> Instructions for the task
Search the data below for the word "this" and copy each line that holds it.

> Data supplied
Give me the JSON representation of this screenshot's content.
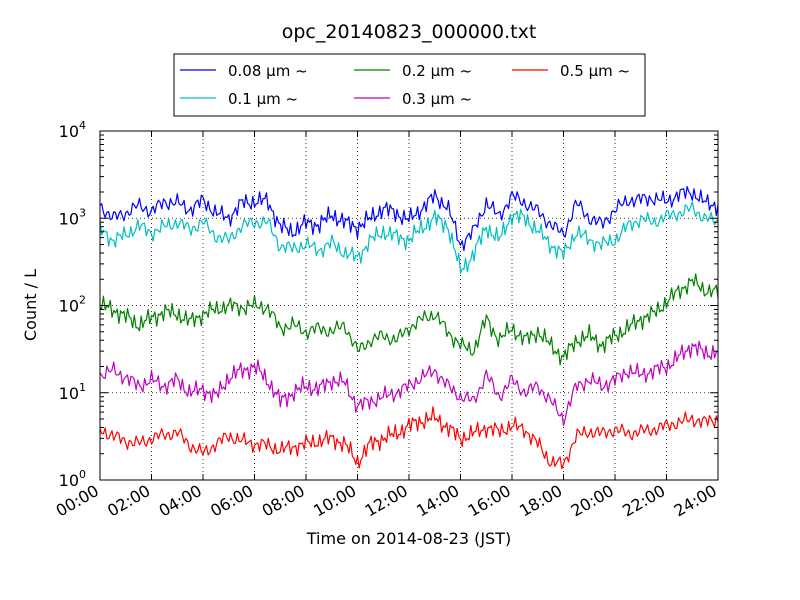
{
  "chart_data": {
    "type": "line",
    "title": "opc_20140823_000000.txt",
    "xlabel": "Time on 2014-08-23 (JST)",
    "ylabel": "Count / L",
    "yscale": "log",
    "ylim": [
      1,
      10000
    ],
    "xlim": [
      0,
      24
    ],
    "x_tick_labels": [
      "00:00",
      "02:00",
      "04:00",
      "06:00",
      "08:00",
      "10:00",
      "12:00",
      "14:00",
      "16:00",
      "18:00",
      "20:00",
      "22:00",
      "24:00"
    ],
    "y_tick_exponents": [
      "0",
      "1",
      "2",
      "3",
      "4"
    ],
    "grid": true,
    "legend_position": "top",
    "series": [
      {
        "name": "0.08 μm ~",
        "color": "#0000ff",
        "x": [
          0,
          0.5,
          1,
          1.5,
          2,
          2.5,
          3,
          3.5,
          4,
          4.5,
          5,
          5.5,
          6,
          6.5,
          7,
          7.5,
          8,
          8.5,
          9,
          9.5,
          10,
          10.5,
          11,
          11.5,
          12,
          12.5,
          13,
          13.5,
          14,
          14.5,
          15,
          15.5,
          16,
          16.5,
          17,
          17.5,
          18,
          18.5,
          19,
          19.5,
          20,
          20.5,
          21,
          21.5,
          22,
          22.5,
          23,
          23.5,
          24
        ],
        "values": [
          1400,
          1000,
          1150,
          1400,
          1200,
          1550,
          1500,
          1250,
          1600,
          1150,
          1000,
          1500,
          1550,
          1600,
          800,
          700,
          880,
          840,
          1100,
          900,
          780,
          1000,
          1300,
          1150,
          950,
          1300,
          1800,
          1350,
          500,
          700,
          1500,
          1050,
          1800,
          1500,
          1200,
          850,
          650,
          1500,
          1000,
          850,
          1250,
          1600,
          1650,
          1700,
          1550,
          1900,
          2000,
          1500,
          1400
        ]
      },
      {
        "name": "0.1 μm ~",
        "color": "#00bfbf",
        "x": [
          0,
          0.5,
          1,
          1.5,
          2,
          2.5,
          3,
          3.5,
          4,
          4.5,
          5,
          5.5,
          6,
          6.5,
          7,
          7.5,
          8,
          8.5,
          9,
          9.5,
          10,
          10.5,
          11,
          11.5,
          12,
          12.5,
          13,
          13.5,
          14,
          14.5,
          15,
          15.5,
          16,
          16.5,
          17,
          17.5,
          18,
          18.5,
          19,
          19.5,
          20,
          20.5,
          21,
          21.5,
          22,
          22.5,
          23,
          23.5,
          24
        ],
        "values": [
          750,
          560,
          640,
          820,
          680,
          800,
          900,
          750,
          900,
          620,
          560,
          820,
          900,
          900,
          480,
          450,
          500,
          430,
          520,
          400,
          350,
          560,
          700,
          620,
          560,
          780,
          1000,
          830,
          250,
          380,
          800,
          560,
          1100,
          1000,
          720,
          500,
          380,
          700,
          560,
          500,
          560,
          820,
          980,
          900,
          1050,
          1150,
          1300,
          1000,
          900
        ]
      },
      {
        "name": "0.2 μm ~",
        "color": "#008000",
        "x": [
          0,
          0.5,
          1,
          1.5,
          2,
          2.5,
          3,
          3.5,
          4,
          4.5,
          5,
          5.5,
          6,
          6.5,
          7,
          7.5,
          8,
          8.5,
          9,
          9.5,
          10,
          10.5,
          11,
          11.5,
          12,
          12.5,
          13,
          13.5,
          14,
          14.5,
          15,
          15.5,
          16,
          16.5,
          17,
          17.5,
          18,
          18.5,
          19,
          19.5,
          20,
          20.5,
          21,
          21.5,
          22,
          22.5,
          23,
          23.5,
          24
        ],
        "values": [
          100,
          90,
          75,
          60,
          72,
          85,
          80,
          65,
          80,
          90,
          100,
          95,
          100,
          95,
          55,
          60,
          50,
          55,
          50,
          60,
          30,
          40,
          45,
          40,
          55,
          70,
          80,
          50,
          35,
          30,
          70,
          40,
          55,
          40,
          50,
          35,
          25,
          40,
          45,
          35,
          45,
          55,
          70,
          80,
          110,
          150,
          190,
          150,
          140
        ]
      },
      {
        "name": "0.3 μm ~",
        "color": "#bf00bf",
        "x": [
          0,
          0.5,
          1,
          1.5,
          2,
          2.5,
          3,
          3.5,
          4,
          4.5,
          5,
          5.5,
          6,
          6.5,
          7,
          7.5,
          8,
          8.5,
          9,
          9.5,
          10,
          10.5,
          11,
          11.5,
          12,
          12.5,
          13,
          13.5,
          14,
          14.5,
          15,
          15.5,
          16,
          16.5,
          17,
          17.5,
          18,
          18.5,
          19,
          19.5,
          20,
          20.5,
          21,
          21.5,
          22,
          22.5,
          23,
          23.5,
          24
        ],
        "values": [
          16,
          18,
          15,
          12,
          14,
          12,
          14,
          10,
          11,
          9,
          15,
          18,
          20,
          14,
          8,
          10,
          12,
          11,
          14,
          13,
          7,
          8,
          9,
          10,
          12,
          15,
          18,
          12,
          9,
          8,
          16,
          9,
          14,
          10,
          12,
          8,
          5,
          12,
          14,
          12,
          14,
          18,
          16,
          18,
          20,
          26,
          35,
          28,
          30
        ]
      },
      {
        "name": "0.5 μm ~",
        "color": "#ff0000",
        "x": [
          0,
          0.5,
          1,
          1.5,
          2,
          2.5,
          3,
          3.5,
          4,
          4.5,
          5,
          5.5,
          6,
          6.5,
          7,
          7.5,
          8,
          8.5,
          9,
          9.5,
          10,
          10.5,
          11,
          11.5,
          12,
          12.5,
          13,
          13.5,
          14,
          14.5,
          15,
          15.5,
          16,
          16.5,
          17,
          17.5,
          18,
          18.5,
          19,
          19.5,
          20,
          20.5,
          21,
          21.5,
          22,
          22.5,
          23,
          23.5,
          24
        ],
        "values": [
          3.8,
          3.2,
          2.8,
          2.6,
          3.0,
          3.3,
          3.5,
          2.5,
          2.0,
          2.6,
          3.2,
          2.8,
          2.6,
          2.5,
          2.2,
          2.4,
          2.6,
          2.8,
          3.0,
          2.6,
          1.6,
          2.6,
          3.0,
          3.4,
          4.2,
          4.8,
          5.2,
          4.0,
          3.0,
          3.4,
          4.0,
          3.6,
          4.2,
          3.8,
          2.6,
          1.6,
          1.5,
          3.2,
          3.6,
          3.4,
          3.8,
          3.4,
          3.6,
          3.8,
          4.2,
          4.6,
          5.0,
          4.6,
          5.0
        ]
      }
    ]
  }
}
...
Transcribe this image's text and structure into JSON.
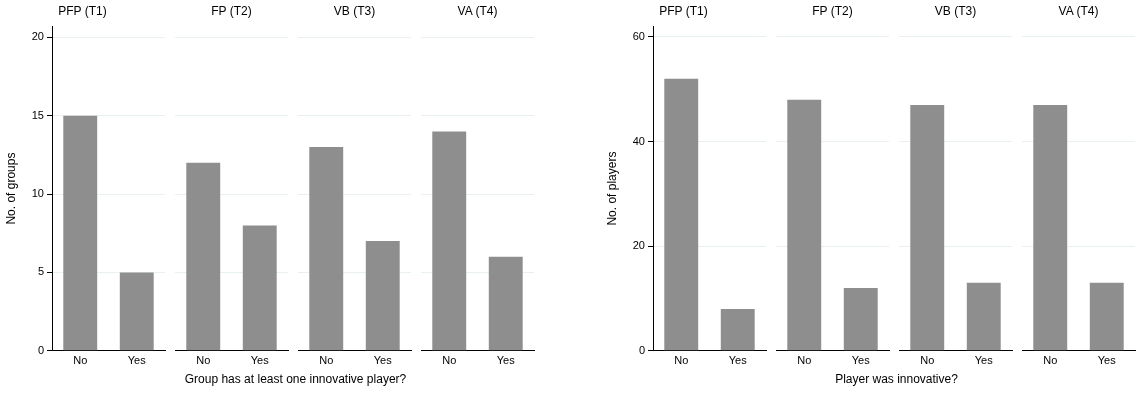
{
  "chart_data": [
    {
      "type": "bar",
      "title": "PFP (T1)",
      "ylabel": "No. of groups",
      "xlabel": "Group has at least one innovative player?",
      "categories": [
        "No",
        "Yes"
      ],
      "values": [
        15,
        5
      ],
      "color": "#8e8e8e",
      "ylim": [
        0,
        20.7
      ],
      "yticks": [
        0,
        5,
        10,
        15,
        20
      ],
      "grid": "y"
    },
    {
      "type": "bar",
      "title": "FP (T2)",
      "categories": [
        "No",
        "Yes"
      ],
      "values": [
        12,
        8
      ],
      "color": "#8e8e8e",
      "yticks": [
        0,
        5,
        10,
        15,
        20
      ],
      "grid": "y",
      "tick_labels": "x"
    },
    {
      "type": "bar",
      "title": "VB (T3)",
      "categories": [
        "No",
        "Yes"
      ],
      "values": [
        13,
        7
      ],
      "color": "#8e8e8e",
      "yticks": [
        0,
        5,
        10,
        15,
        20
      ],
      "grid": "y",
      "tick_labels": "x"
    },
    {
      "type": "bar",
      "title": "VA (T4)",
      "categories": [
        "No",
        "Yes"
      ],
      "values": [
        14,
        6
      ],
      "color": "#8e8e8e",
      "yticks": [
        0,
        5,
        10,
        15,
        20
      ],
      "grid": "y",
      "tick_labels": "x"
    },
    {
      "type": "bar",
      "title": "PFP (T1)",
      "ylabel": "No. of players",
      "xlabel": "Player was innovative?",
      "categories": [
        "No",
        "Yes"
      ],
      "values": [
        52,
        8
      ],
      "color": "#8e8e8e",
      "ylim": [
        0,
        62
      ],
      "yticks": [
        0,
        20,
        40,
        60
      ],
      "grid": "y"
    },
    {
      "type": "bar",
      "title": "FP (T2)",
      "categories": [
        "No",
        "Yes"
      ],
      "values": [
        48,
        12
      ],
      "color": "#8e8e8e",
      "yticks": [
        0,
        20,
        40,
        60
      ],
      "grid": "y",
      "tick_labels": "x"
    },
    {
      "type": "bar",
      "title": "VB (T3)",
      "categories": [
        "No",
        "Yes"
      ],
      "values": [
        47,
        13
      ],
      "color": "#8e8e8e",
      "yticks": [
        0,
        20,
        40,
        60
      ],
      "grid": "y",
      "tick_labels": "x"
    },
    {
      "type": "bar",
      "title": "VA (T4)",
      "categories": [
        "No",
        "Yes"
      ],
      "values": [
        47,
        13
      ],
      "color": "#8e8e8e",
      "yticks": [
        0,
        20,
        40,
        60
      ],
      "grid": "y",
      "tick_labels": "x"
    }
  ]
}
* * *
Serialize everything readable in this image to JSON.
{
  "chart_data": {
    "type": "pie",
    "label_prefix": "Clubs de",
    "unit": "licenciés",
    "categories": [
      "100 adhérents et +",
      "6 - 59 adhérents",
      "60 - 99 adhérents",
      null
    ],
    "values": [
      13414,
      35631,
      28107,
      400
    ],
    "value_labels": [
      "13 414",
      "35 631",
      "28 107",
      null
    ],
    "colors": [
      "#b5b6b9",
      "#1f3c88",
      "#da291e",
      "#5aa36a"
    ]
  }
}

> Solution to the problem
Give me the JSON representation of this screenshot's content.
Transcribe this image's text and structure into JSON.
Serialize everything readable in this image to JSON.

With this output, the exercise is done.